Restate the entries below verbatim.

=== MATERIAL PROVIDED ===

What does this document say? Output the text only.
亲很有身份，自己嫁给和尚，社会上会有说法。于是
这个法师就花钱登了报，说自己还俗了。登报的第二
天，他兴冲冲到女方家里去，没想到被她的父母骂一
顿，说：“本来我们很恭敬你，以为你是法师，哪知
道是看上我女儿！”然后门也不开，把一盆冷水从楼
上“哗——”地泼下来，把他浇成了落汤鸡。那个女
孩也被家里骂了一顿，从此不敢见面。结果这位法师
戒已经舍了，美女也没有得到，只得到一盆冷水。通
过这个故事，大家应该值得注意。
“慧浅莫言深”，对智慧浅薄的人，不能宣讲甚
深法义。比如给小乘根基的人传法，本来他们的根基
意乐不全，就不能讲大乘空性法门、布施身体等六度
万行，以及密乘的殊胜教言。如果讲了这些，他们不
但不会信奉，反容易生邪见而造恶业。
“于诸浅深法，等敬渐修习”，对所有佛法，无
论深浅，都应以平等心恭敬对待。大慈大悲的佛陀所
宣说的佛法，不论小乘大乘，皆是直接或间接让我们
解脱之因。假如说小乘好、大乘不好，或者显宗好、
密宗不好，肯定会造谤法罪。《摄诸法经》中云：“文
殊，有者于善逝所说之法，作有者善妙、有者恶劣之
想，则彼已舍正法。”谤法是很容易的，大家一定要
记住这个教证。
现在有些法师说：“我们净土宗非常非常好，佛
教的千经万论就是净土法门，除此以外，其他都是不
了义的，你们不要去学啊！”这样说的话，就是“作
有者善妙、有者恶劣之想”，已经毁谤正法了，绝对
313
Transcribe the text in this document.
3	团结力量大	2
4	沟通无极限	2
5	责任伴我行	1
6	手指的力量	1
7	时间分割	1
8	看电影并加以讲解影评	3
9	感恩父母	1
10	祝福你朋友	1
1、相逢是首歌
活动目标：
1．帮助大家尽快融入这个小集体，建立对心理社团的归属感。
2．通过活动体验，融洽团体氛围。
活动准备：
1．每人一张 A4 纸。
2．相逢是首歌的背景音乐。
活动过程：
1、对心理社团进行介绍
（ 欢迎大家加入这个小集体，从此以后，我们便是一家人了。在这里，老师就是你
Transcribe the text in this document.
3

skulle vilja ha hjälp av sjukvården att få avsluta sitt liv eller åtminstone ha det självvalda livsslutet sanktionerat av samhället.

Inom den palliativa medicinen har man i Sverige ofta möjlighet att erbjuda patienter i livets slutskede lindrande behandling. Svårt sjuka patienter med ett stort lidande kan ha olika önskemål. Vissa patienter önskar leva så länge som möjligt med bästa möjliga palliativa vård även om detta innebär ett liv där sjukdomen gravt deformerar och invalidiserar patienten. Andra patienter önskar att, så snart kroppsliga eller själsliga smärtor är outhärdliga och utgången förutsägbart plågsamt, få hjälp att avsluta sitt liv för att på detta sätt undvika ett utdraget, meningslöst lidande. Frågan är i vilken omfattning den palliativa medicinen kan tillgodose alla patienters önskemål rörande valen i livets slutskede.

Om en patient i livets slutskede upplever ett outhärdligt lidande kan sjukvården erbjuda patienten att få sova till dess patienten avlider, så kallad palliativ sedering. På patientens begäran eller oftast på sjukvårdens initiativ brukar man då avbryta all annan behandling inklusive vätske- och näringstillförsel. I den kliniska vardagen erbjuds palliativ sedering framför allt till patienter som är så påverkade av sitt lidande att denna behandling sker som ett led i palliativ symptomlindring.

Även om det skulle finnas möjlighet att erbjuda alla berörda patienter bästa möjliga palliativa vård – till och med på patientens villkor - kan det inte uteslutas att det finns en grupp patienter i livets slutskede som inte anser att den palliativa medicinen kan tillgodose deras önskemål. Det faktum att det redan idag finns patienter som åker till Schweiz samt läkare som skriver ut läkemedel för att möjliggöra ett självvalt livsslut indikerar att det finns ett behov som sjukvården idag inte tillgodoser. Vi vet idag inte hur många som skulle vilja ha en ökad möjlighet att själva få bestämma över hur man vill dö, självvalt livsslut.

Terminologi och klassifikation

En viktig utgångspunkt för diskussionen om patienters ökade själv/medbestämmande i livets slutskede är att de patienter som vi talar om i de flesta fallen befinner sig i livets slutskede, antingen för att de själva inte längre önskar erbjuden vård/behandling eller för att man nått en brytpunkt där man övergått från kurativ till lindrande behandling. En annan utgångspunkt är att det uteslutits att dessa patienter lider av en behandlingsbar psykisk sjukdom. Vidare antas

===

> **EXERCISE SOLUTION**
What does this document say? Output the text only.
亲很有身份，自己嫁给和尚，社会上会有说法。于是
这个法师就花钱登了报，说自己还俗了。登报的第二
天，他兴冲冲到女方家里去，没想到被她的父母骂一
顿，说：“本来我们很恭敬你，以为你是法师，哪知
道是看上我女儿！”然后门也不开，把一盆冷水从楼
上“哗——”地泼下来，把他浇成了落汤鸡。那个女
孩也被家里骂了一顿，从此不敢见面。结果这位法师
戒已经舍了，美女也没有得到，只得到一盆冷水。通
过这个故事，大家应该值得注意。
“慧浅莫言深”，对智慧浅薄的人，不能宣讲甚
深法义。比如给小乘根基的人传法，本来他们的根基
意乐不全，就不能讲大乘空性法门、布施身体等六度
万行，以及密乘的殊胜教言。如果讲了这些，他们不
但不会信奉，反容易生邪见而造恶业。
“于诸浅深法，等敬渐修习”，对所有佛法，无
论深浅，都应以平等心恭敬对待。大慈大悲的佛陀所
宣说的佛法，不论小乘大乘，皆是直接或间接让我们
解脱之因。假如说小乘好、大乘不好，或者显宗好、
密宗不好，肯定会造谤法罪。《摄诸法经》中云：“文
殊，有者于善逝所说之法，作有者善妙、有者恶劣之
想，则彼已舍正法。”谤法是很容易的，大家一定要
记住这个教证。
现在有些法师说：“我们净土宗非常非常好，佛
教的千经万论就是净土法门，除此以外，其他都是不
了义的，你们不要去学啊！”这样说的话，就是“作
有者善妙、有者恶劣之想”，已经毁谤正法了，绝对
313
Transcribe the text in this document.
3	团结力量大	2
4	沟通无极限	2
5	责任伴我行	1
6	手指的力量	1
7	时间分割	1
8	看电影并加以讲解影评	3
9	感恩父母	1
10	祝福你朋友	1
1、相逢是首歌
活动目标：
1．帮助大家尽快融入这个小集体，建立对心理社团的归属感。
2．通过活动体验，融洽团体氛围。
活动准备：
1．每人一张 A4 纸。
2．相逢是首歌的背景音乐。
活动过程：
1、对心理社团进行介绍
（ 欢迎大家加入这个小集体，从此以后，我们便是一家人了。在这里，老师就是你
Transcribe the text in this document.
3

skulle vilja ha hjälp av sjukvården att få avsluta sitt liv eller åtminstone ha det självvalda livsslutet sanktionerat av samhället.

Inom den palliativa medicinen har man i Sverige ofta möjlighet att erbjuda patienter i livets slutskede lindrande behandling. Svårt sjuka patienter med ett stort lidande kan ha olika önskemål. Vissa patienter önskar leva så länge som möjligt med bästa möjliga palliativa vård även om detta innebär ett liv där sjukdomen gravt deformerar och invalidiserar patienten. Andra patienter önskar att, så snart kroppsliga eller själsliga smärtor är outhärdliga och utgången förutsägbart plågsamt, få hjälp att avsluta sitt liv för att på detta sätt undvika ett utdraget, meningslöst lidande. Frågan är i vilken omfattning den palliativa medicinen kan tillgodose alla patienters önskemål rörande valen i livets slutskede.

Om en patient i livets slutskede upplever ett outhärdligt lidande kan sjukvården erbjuda patienten att få sova till dess patienten avlider, så kallad palliativ sedering. På patientens begäran eller oftast på sjukvårdens initiativ brukar man då avbryta all annan behandling inklusive vätske- och näringstillförsel. I den kliniska vardagen erbjuds palliativ sedering framför allt till patienter som är så påverkade av sitt lidande att denna behandling sker som ett led i palliativ symptomlindring.

Även om det skulle finnas möjlighet att erbjuda alla berörda patienter bästa möjliga palliativa vård – till och med på patientens villkor - kan det inte uteslutas att det finns en grupp patienter i livets slutskede som inte anser att den palliativa medicinen kan tillgodose deras önskemål. Det faktum att det redan idag finns patienter som åker till Schweiz samt läkare som skriver ut läkemedel för att möjliggöra ett självvalt livsslut indikerar att det finns ett behov som sjukvården idag inte tillgodoser. Vi vet idag inte hur många som skulle vilja ha en ökad möjlighet att själva få bestämma över hur man vill dö, självvalt livsslut.

Terminologi och klassifikation

En viktig utgångspunkt för diskussionen om patienters ökade själv/medbestämmande i livets slutskede är att de patienter som vi talar om i de flesta fallen befinner sig i livets slutskede, antingen för att de själva inte längre önskar erbjuden vård/behandling eller för att man nått en brytpunkt där man övergått från kurativ till lindrande behandling. En annan utgångspunkt är att det uteslutits att dessa patienter lider av en behandlingsbar psykisk sjukdom. Vidare antas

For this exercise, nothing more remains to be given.